→ WHAT YOU ARE ASKED TO DO
Reproduce every entry below precisely; do not include the pictures.

(Chart and figure data)

================================

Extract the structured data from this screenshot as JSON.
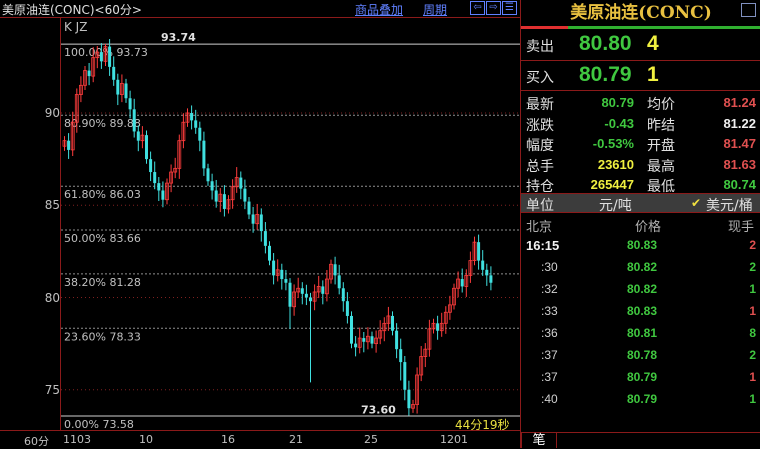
{
  "header": {
    "title": "美原油连(CONC)<60分>",
    "overlay_link": "商品叠加",
    "period_link": "周期"
  },
  "chart_indicator": "K  JZ",
  "chart_data": {
    "type": "candlestick",
    "yticks": [
      90,
      85,
      80,
      75
    ],
    "ylim": [
      73.2,
      94.4
    ],
    "xticks": [
      "1103",
      "10",
      "16",
      "21",
      "25",
      "1201"
    ],
    "period_label": "60分",
    "countdown": "44分19秒",
    "high_label": "93.74",
    "low_label": "73.60",
    "fib_levels": [
      {
        "pct": "100.00%",
        "price": 93.73
      },
      {
        "pct": "80.90%",
        "price": 89.88
      },
      {
        "pct": "61.80%",
        "price": 86.03
      },
      {
        "pct": "50.00%",
        "price": 83.66
      },
      {
        "pct": "38.20%",
        "price": 81.28
      },
      {
        "pct": "23.60%",
        "price": 78.33
      },
      {
        "pct": "0.00%",
        "price": 73.58
      }
    ],
    "closes": [
      88.5,
      88.0,
      89.5,
      91.0,
      91.5,
      92.3,
      92.0,
      93.0,
      93.3,
      92.8,
      93.6,
      92.5,
      91.8,
      91.0,
      91.6,
      90.8,
      90.2,
      89.0,
      88.5,
      88.8,
      87.5,
      86.8,
      86.2,
      85.8,
      85.3,
      86.2,
      86.8,
      87.0,
      88.5,
      89.5,
      90.0,
      89.6,
      89.2,
      88.5,
      87.0,
      86.3,
      85.8,
      85.2,
      85.6,
      84.8,
      85.3,
      86.0,
      86.5,
      85.9,
      85.2,
      84.5,
      84.0,
      84.5,
      83.6,
      82.8,
      82.0,
      81.2,
      81.5,
      81.0,
      80.8,
      79.5,
      80.3,
      80.5,
      80.2,
      80.0,
      79.8,
      80.3,
      80.6,
      80.2,
      81.0,
      81.8,
      81.2,
      80.5,
      79.8,
      79.0,
      77.5,
      77.3,
      77.8,
      77.6,
      77.9,
      77.5,
      77.8,
      78.2,
      78.6,
      79.0,
      78.2,
      77.2,
      76.5,
      75.0,
      74.0,
      74.2,
      75.8,
      76.8,
      77.2,
      78.3,
      78.6,
      78.2,
      78.6,
      79.2,
      79.6,
      80.5,
      81.0,
      80.6,
      81.2,
      82.0,
      83.0,
      82.0,
      81.5,
      81.2,
      80.8
    ],
    "up_color": "#ff3c3c",
    "down_color": "#40e0e0"
  },
  "quote": {
    "title": "美原油连(CONC)",
    "ask_label": "卖出",
    "ask_price": "80.80",
    "ask_vol": "4",
    "bid_label": "买入",
    "bid_price": "80.79",
    "bid_vol": "1",
    "stats": [
      {
        "l1": "最新",
        "v1": "80.79",
        "c1": "g",
        "l2": "均价",
        "v2": "81.24",
        "c2": "r"
      },
      {
        "l1": "涨跌",
        "v1": "-0.43",
        "c1": "g",
        "l2": "昨结",
        "v2": "81.22",
        "c2": "w"
      },
      {
        "l1": "幅度",
        "v1": "-0.53%",
        "c1": "g",
        "l2": "开盘",
        "v2": "81.47",
        "c2": "r"
      },
      {
        "l1": "总手",
        "v1": "23610",
        "c1": "y",
        "l2": "最高",
        "v2": "81.63",
        "c2": "r"
      },
      {
        "l1": "持仓",
        "v1": "265447",
        "c1": "y",
        "l2": "最低",
        "v2": "80.74",
        "c2": "g"
      }
    ],
    "unit_label": "单位",
    "unit_opt1": "元/吨",
    "unit_opt2": "美元/桶",
    "unit_selected": "美元/桶"
  },
  "ticks": {
    "headers": [
      "北京",
      "价格",
      "现手"
    ],
    "rows": [
      {
        "time": "16:15",
        "price": "80.83",
        "vol": "2",
        "vc": "r"
      },
      {
        "time": ":30",
        "price": "80.82",
        "vol": "2",
        "vc": "g"
      },
      {
        "time": ":32",
        "price": "80.82",
        "vol": "1",
        "vc": "g"
      },
      {
        "time": ":33",
        "price": "80.83",
        "vol": "1",
        "vc": "r"
      },
      {
        "time": ":36",
        "price": "80.81",
        "vol": "8",
        "vc": "g"
      },
      {
        "time": ":37",
        "price": "80.78",
        "vol": "2",
        "vc": "g"
      },
      {
        "time": ":37",
        "price": "80.79",
        "vol": "1",
        "vc": "r"
      },
      {
        "time": ":40",
        "price": "80.79",
        "vol": "1",
        "vc": "g"
      }
    ],
    "tab": "笔"
  }
}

================================

→ EXERCISE SOLUTION
Extract the structured data from this screenshot as JSON.
{
  "header": {
    "title": "美原油连(CONC)<60分>",
    "overlay_link": "商品叠加",
    "period_link": "周期"
  },
  "chart_indicator": "K  JZ",
  "chart_data": {
    "type": "candlestick",
    "yticks": [
      90,
      85,
      80,
      75
    ],
    "ylim": [
      73.2,
      94.4
    ],
    "xticks": [
      "1103",
      "10",
      "16",
      "21",
      "25",
      "1201"
    ],
    "period_label": "60分",
    "countdown": "44分19秒",
    "high_label": "93.74",
    "low_label": "73.60",
    "fib_levels": [
      {
        "pct": "100.00%",
        "price": 93.73
      },
      {
        "pct": "80.90%",
        "price": 89.88
      },
      {
        "pct": "61.80%",
        "price": 86.03
      },
      {
        "pct": "50.00%",
        "price": 83.66
      },
      {
        "pct": "38.20%",
        "price": 81.28
      },
      {
        "pct": "23.60%",
        "price": 78.33
      },
      {
        "pct": "0.00%",
        "price": 73.58
      }
    ],
    "closes": [
      88.5,
      88.0,
      89.5,
      91.0,
      91.5,
      92.3,
      92.0,
      93.0,
      93.3,
      92.8,
      93.6,
      92.5,
      91.8,
      91.0,
      91.6,
      90.8,
      90.2,
      89.0,
      88.5,
      88.8,
      87.5,
      86.8,
      86.2,
      85.8,
      85.3,
      86.2,
      86.8,
      87.0,
      88.5,
      89.5,
      90.0,
      89.6,
      89.2,
      88.5,
      87.0,
      86.3,
      85.8,
      85.2,
      85.6,
      84.8,
      85.3,
      86.0,
      86.5,
      85.9,
      85.2,
      84.5,
      84.0,
      84.5,
      83.6,
      82.8,
      82.0,
      81.2,
      81.5,
      81.0,
      80.8,
      79.5,
      80.3,
      80.5,
      80.2,
      80.0,
      79.8,
      80.3,
      80.6,
      80.2,
      81.0,
      81.8,
      81.2,
      80.5,
      79.8,
      79.0,
      77.5,
      77.3,
      77.8,
      77.6,
      77.9,
      77.5,
      77.8,
      78.2,
      78.6,
      79.0,
      78.2,
      77.2,
      76.5,
      75.0,
      74.0,
      74.2,
      75.8,
      76.8,
      77.2,
      78.3,
      78.6,
      78.2,
      78.6,
      79.2,
      79.6,
      80.5,
      81.0,
      80.6,
      81.2,
      82.0,
      83.0,
      82.0,
      81.5,
      81.2,
      80.8
    ],
    "up_color": "#ff3c3c",
    "down_color": "#40e0e0"
  },
  "quote": {
    "title": "美原油连(CONC)",
    "ask_label": "卖出",
    "ask_price": "80.80",
    "ask_vol": "4",
    "bid_label": "买入",
    "bid_price": "80.79",
    "bid_vol": "1",
    "stats": [
      {
        "l1": "最新",
        "v1": "80.79",
        "c1": "g",
        "l2": "均价",
        "v2": "81.24",
        "c2": "r"
      },
      {
        "l1": "涨跌",
        "v1": "-0.43",
        "c1": "g",
        "l2": "昨结",
        "v2": "81.22",
        "c2": "w"
      },
      {
        "l1": "幅度",
        "v1": "-0.53%",
        "c1": "g",
        "l2": "开盘",
        "v2": "81.47",
        "c2": "r"
      },
      {
        "l1": "总手",
        "v1": "23610",
        "c1": "y",
        "l2": "最高",
        "v2": "81.63",
        "c2": "r"
      },
      {
        "l1": "持仓",
        "v1": "265447",
        "c1": "y",
        "l2": "最低",
        "v2": "80.74",
        "c2": "g"
      }
    ],
    "unit_label": "单位",
    "unit_opt1": "元/吨",
    "unit_opt2": "美元/桶",
    "unit_selected": "美元/桶"
  },
  "ticks": {
    "headers": [
      "北京",
      "价格",
      "现手"
    ],
    "rows": [
      {
        "time": "16:15",
        "price": "80.83",
        "vol": "2",
        "vc": "r"
      },
      {
        "time": ":30",
        "price": "80.82",
        "vol": "2",
        "vc": "g"
      },
      {
        "time": ":32",
        "price": "80.82",
        "vol": "1",
        "vc": "g"
      },
      {
        "time": ":33",
        "price": "80.83",
        "vol": "1",
        "vc": "r"
      },
      {
        "time": ":36",
        "price": "80.81",
        "vol": "8",
        "vc": "g"
      },
      {
        "time": ":37",
        "price": "80.78",
        "vol": "2",
        "vc": "g"
      },
      {
        "time": ":37",
        "price": "80.79",
        "vol": "1",
        "vc": "r"
      },
      {
        "time": ":40",
        "price": "80.79",
        "vol": "1",
        "vc": "g"
      }
    ],
    "tab": "笔"
  }
}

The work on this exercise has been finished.